**Short problem 1**
In the passage on the women who stayed, reproduce the text beginning at the words "The Women Who Stayed" and stopping after "the final word.", swapping "steadfast" for "resolute".
**Short problem 2**
Put the lines of the records into a Markdown table with the columns "Row" and "Line", beginning at the line that has "1189, 700, 1225]" and stopping after the line that has "paragraph: On préfère". Leave out blank lines.

**Passage given**
════
This is not political strategy – it is spiritual conviction. In slums and villages, this ethic of love in action continues quietly. Amid rising polarization, this humble witness offers a powerful counter-narrative of dignity and care.
The Women Who Stayed
At the foot of the cross, when swords clashed and silence fell, when betrayal pierced the night and fear scattered the faithful, it was not the men but the women who remained. Mary, the mother of Jesus, Mary Magdalene, and a few others stood their ground – steadfast through horror, unwavering in grief. They did not flee the pain, they bore it. They did not shield their eyes, they witnessed. And in doing so, they became the first heralds of hope, the first to see the empty tomb, the first to believe that death would not have the final word.
Across India, women continue to serve as moral conscience. That same spirit of courageous
presence continues to breathe through the women of India today. From the sit-ins of Shaheen Bagh to the shattered communities of Manipur, from tribal mothers mourning their sons to daughters daring to speak truth to power, Indian women have become the moral conscience of our age. They grieve deeply, they resist boldly, and they organize with a resilience that both shames and inspires. Like the women at the cross, they remain when others retreat, hold ground when others surrender, and dream of resurrection even amid ruin.
════
**Provided material**
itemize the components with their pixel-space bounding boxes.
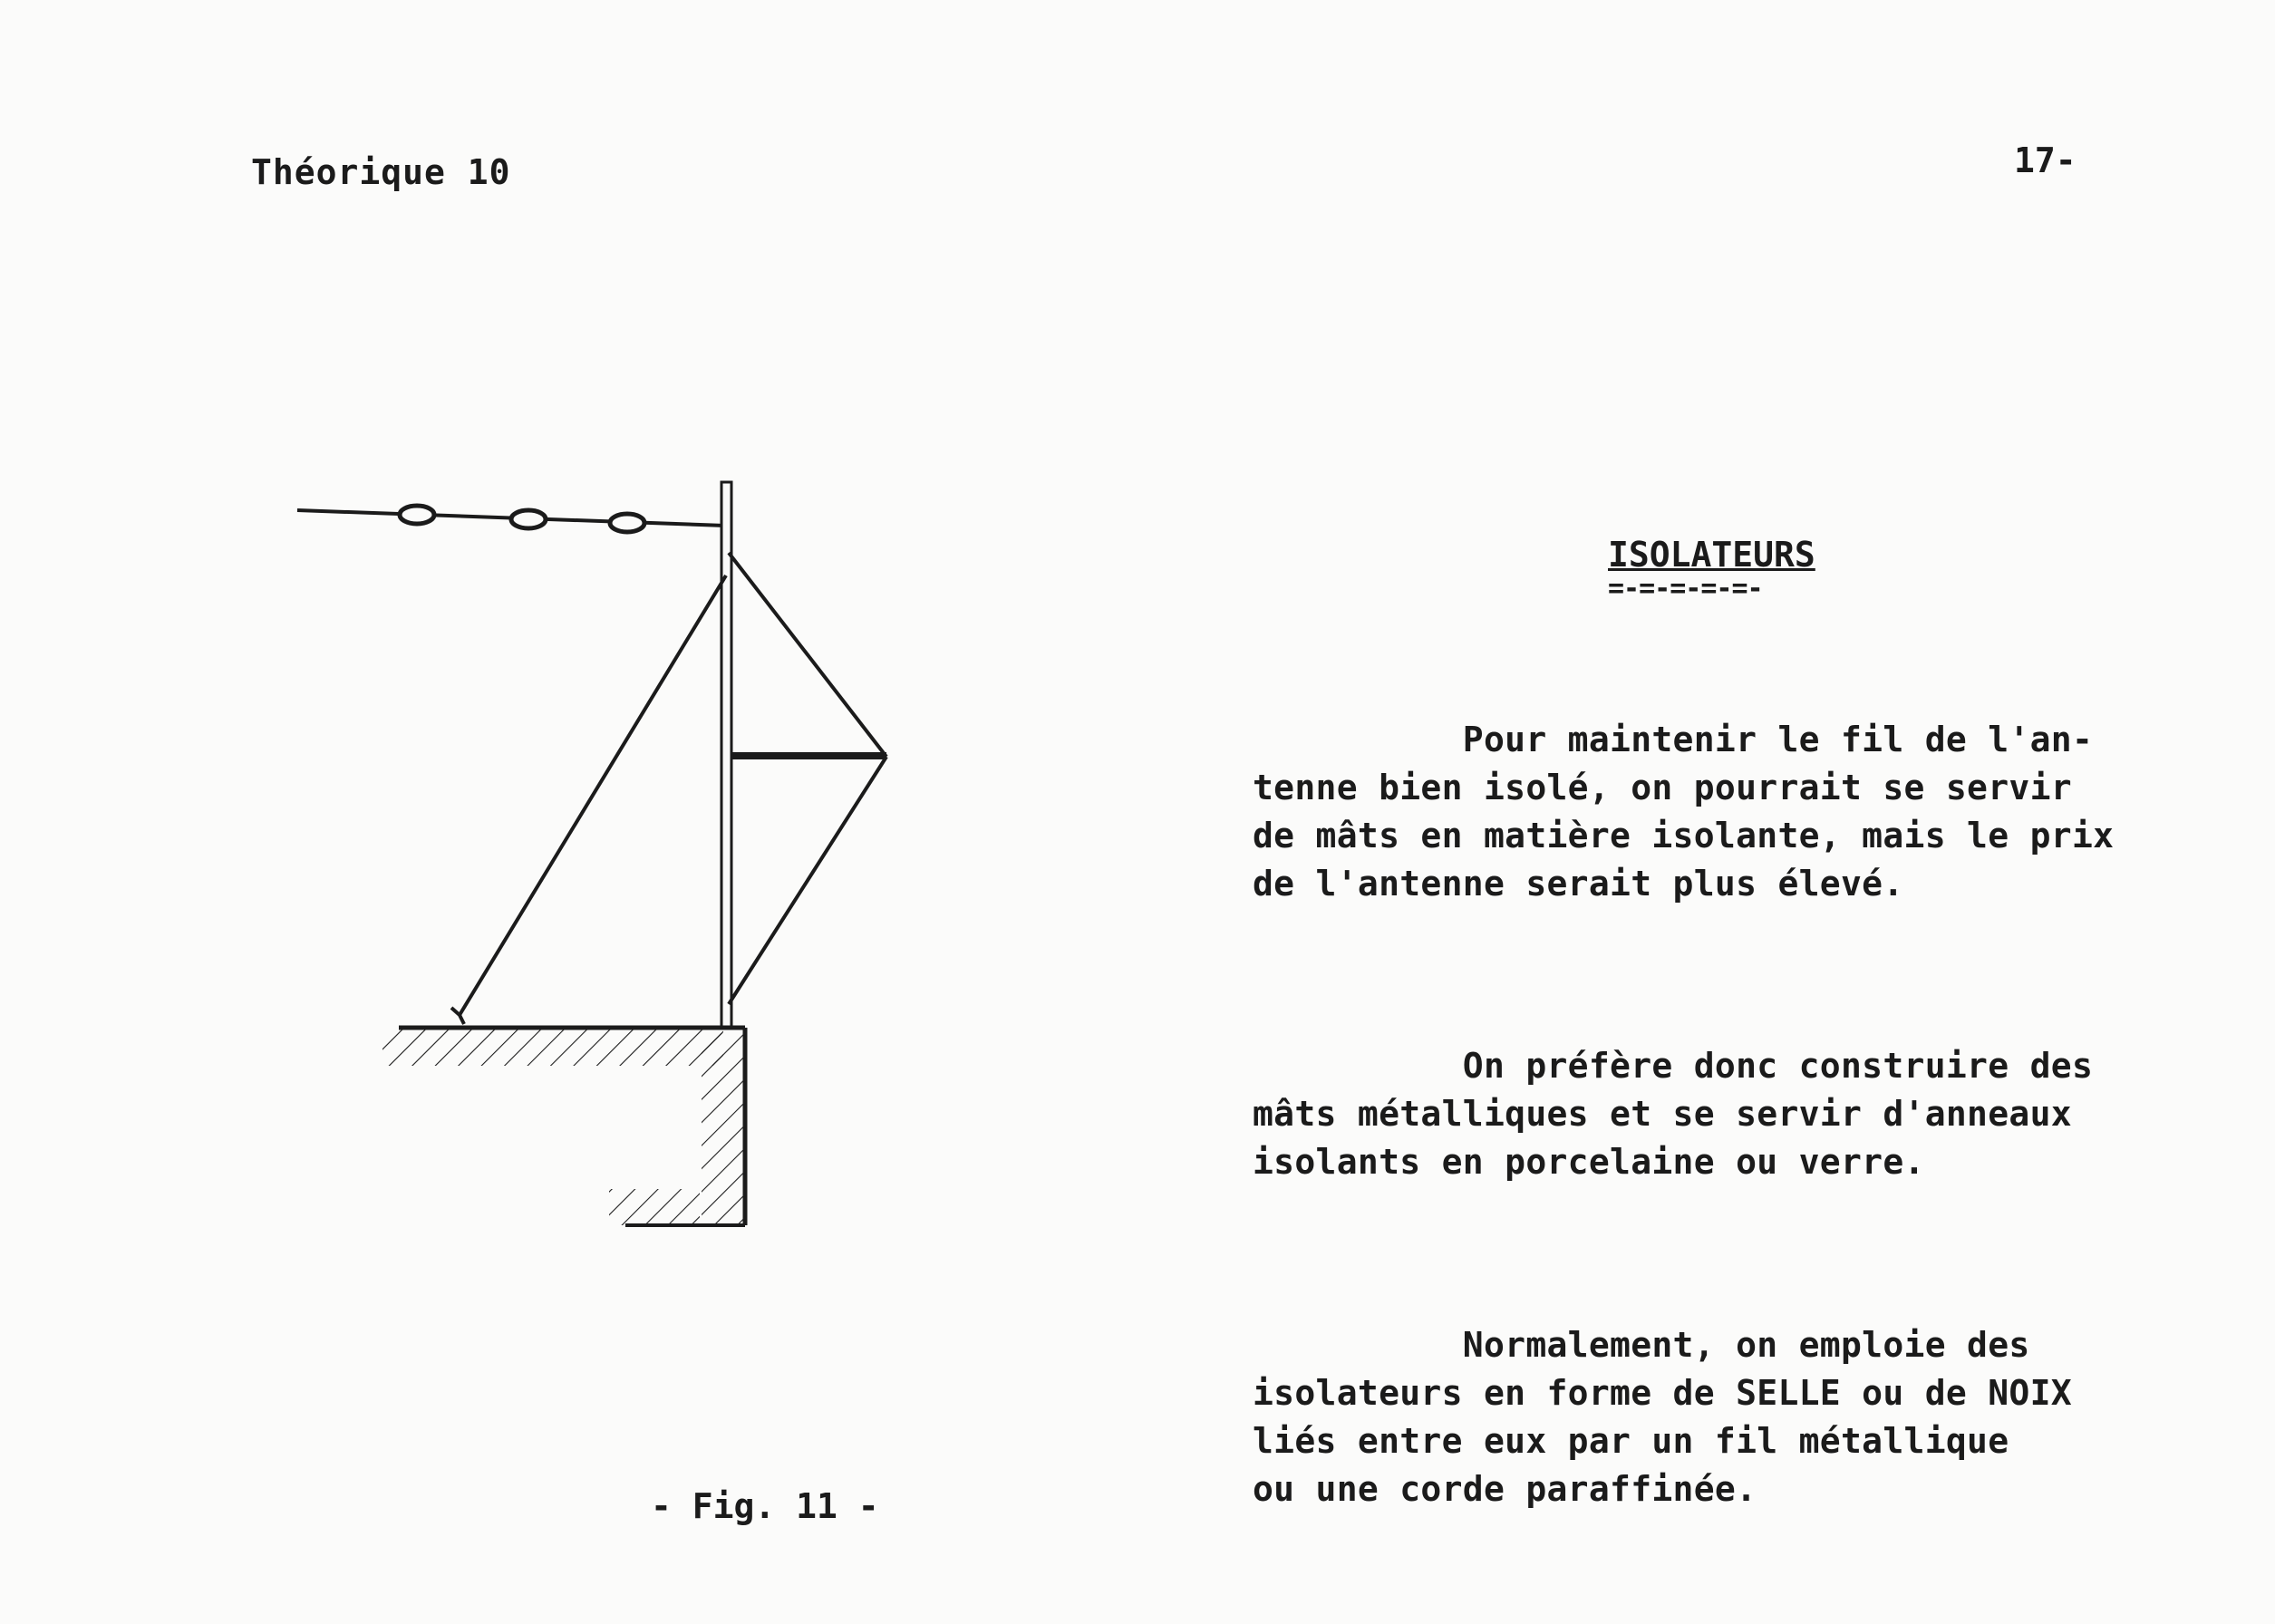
wall-base-hatch	[609, 1189, 700, 1225]
strut-upper	[729, 553, 886, 757]
paragraph: On préfère donc construire des mâts métalliques et se servir d'anneaux isolants en porcelaine ou verre.	[1253, 1046, 2094, 1182]
paragraph: Normalement, on emploie des isolateurs en forme de SELLE ou de NOIX liés entre eux par un fil métallique ou une corde paraffinée.	[1253, 1325, 2072, 1509]
insulator-chain	[400, 506, 644, 532]
paragraph: Pour maintenir le fil de l'an- tenne bien isolé, on pourrait se servir de mâts en matière isolante, mais le prix de l'antenne serait plus élevé.	[1253, 720, 2115, 904]
wall-hatch	[702, 1033, 743, 1223]
figure-caption: - Fig. 11 -	[651, 1486, 879, 1526]
section-title: ISOLATEURS	[1608, 535, 1815, 575]
guy-wire-left	[460, 575, 726, 1015]
antenna-mast-diagram	[272, 444, 961, 1269]
horizontal-arm	[731, 752, 886, 759]
mast	[721, 482, 731, 1028]
insulator	[400, 506, 434, 524]
roof-hatch	[382, 1030, 723, 1066]
header-course-label: Théorique 10	[251, 152, 511, 192]
strut-lower	[729, 757, 886, 1004]
insulator	[610, 514, 644, 532]
antenna-mast-figure	[272, 444, 961, 1269]
insulator	[511, 510, 546, 528]
page-number: 17-	[2014, 140, 2077, 180]
section-title-underline: =-=-=-=-=-	[1608, 573, 1763, 604]
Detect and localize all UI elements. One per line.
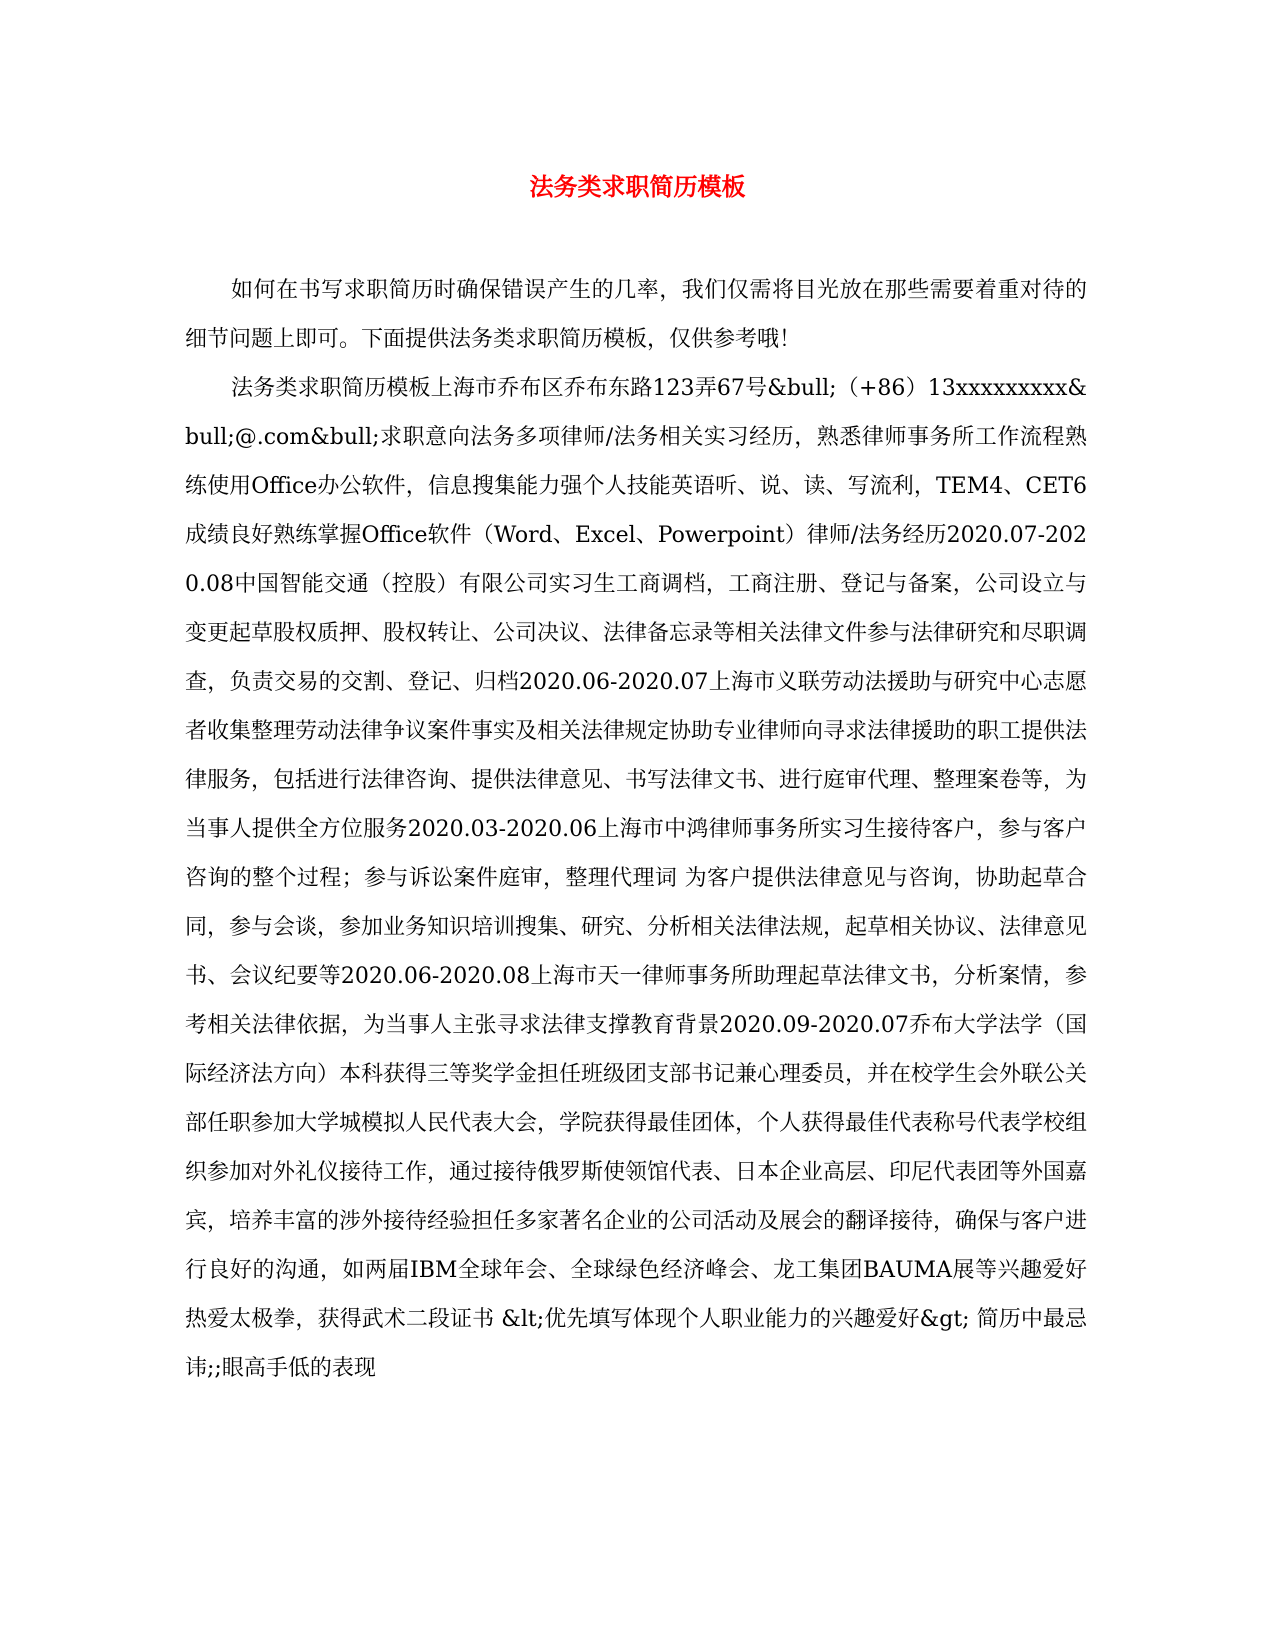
document-title: 法务类求职简历模板 — [529, 172, 746, 201]
resume-paragraph: 法务类求职简历模板上海市乔布区乔布东路123弄67号&bull;（+86）13xxxxxxxxx&bull;@.com&bull;求职意向法务多项律师/法务相关实习经历，熟悉律师事务所工作流程熟练使用Office办公软件，信息搜集能力强个人技能英语听、说、读、写流利，TEM4、CET6成绩良好熟练掌握Office软件（Word、Excel、Powerpoint）律师/法务经历2020.07-2020.08中国智能交通（控股）有限公司实习生工商调档，工商注册、登记与备案，公司设立与变更起草股权质押、股权转让、公司决议、法律备忘录等相关法律文件参与法律研究和尽职调查，负责交易的交割、登记、归档2020.06-2020.07上海市义联劳动法援助与研究中心志愿者收集整理劳动法律争议案件事实及相关法律规定协助专业律师向寻求法律援助的职工提供法律服务，包括进行法律咨询、提供法律意见、书写法律文书、进行庭审代理、整理案卷等，为当事人提供全方位服务2020.03-2020.06上海市中鸿律师事务所实习生接待客户，参与客户咨询的整个过程；参与诉讼案件庭审，整理代理词 为客户提供法律意见与咨询，协助起草合同，参与会谈，参加业务知识培训搜集、研究、分析相关法律法规，起草相关协议、法律意见书、会议纪要等2020.06-2020.08上海市天一律师事务所助理起草法律文书，分析案情，参考相关法律依据，为当事人主张寻求法律支撑教育背景2020.09-2020.07乔布大学法学（国际经济法方向）本科获得三等奖学金担任班级团支部书记兼心理委员，并在校学生会外联公关部任职参加大学城模拟人民代表大会，学院获得最佳团体，个人获得最佳代表称号代表学校组织参加对外礼仪接待工作，通过接待俄罗斯使领馆代表、日本企业高层、印尼代表团等外国嘉宾，培养丰富的涉外接待经验担任多家著名企业的公司活动及展会的翻译接待，确保与客户进行良好的沟通，如两届IBM全球年会、全球绿色经济峰会、龙工集团BAUMA展等兴趣爱好热爱太极拳，获得武术二段证书 &lt;优先填写体现个人职业能力的兴趣爱好&gt; 简历中最忌讳;;眼高手低的表现 — [185, 376, 1088, 1381]
intro-paragraph: 如何在书写求职简历时确保错误产生的几率，我们仅需将目光放在那些需要着重对待的细节问题上即可。下面提供法务类求职简历模板，仅供参考哦！ — [185, 278, 1087, 352]
document-body — [185, 266, 1087, 1393]
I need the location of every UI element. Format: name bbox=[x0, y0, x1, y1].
════
**Complete output 1**
The Women Who Stayed
At the foot of the cross, when swords clashed and silence fell, when betrayal pierced the night and fear scattered the faithful, it was not the men but the women who remained. Mary, the mother of Jesus, Mary Magdalene, and a few others stood their ground – resolute through horror, unwavering in grief. They did not flee the pain, they bore it. They did not shield their eyes, they witnessed. And in doing so, they became the first heralds of hope, the first to see the empty tomb, the first to believe that death would not have the final word.

**Complete output 2**
| Row | Line |
|---|---|
| 1 | wall-base-hatch	[609, 1189, 700, 1225] |
| 2 | strut-upper	[729, 553, 886, 757] |
| 3 | paragraph: On préfère donc construire des mâts métalliques et se servir d'anneaux isolants en porcelaine ou verre.	[1253, 1046, 2094, 1182] |